## SELECTED TEXT
Scopus provides chemical search by CAS number and by chemical name, while WoS does not have these features. On the other hand, WoS has chemical structure search, but only a small number of publications are actually indexed for chemical structure searches. SciFinder is the preferred option for chemical searches in all cases.

Scopus also offers author profiles which cover affiliations, number of publications and their bibliographic data, references, and details on the number of citations each published document has received. It has alerting features that allow registered users to track changes to a profile and a facility to calculate authors' h-index. In 2016, a gratis website, Scopus CiteScore, was introduced. It provides citation data for all 25,000+ active titles such as journals, conference proceedings and books in Scopus and provides an alternative to the impact factor, a journal-level indicator which may correlate negatively with reliability.

Scopus IDs for individual authors can be integrated with the non-proprietary digital identifier ORCID.

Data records
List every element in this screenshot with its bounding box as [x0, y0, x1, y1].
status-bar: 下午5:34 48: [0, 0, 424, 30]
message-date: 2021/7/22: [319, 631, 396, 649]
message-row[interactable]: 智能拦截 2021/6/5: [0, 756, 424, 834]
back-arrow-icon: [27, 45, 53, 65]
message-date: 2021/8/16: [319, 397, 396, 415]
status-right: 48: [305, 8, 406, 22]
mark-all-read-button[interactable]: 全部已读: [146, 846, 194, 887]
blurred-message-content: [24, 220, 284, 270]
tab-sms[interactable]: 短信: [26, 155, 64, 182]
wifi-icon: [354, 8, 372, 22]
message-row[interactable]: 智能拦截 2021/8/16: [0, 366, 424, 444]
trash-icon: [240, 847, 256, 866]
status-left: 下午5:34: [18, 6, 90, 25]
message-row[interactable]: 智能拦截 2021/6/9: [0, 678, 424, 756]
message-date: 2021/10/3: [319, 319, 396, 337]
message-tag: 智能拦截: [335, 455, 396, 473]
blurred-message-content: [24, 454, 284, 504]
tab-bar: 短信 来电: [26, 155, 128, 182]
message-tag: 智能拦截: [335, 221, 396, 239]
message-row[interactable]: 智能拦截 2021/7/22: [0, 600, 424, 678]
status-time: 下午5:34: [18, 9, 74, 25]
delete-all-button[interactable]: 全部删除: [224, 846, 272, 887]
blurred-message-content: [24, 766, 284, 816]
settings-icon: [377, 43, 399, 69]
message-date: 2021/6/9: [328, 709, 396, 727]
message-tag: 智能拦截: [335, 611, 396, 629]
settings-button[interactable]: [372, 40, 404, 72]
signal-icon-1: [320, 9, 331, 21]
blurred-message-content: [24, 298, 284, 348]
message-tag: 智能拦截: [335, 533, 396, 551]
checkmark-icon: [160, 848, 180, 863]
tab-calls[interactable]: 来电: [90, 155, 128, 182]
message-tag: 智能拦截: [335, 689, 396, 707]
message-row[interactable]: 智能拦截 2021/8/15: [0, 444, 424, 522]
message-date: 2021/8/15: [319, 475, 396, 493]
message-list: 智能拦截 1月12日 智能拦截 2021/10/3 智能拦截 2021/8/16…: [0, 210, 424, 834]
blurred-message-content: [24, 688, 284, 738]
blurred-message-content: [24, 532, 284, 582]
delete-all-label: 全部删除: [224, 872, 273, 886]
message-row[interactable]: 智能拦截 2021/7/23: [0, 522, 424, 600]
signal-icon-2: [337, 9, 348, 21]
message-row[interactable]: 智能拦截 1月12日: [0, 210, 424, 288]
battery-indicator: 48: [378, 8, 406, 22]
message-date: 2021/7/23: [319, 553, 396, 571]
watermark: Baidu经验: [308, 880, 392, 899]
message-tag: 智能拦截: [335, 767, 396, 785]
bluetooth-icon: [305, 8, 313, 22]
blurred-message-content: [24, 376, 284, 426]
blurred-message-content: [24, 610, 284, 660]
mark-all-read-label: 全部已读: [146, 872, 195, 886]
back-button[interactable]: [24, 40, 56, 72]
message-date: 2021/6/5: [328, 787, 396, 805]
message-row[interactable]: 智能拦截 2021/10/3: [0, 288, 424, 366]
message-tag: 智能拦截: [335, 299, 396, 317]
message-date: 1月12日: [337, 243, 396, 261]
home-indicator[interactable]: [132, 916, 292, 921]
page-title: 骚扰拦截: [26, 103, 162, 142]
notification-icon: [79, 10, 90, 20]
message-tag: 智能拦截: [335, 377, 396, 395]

## WHAT THE TASK ASKS
Answer these questions from the Scopus text:
1. Which tool is the preferred option for chemical searches in all cases?
2. In what year was Scopus CiteScore introduced?
3. What digital identifier can Scopus IDs for individual authors be integrated with?

## WORKED SOLUTION
1. SciFinder
2. 2016
3. ORCID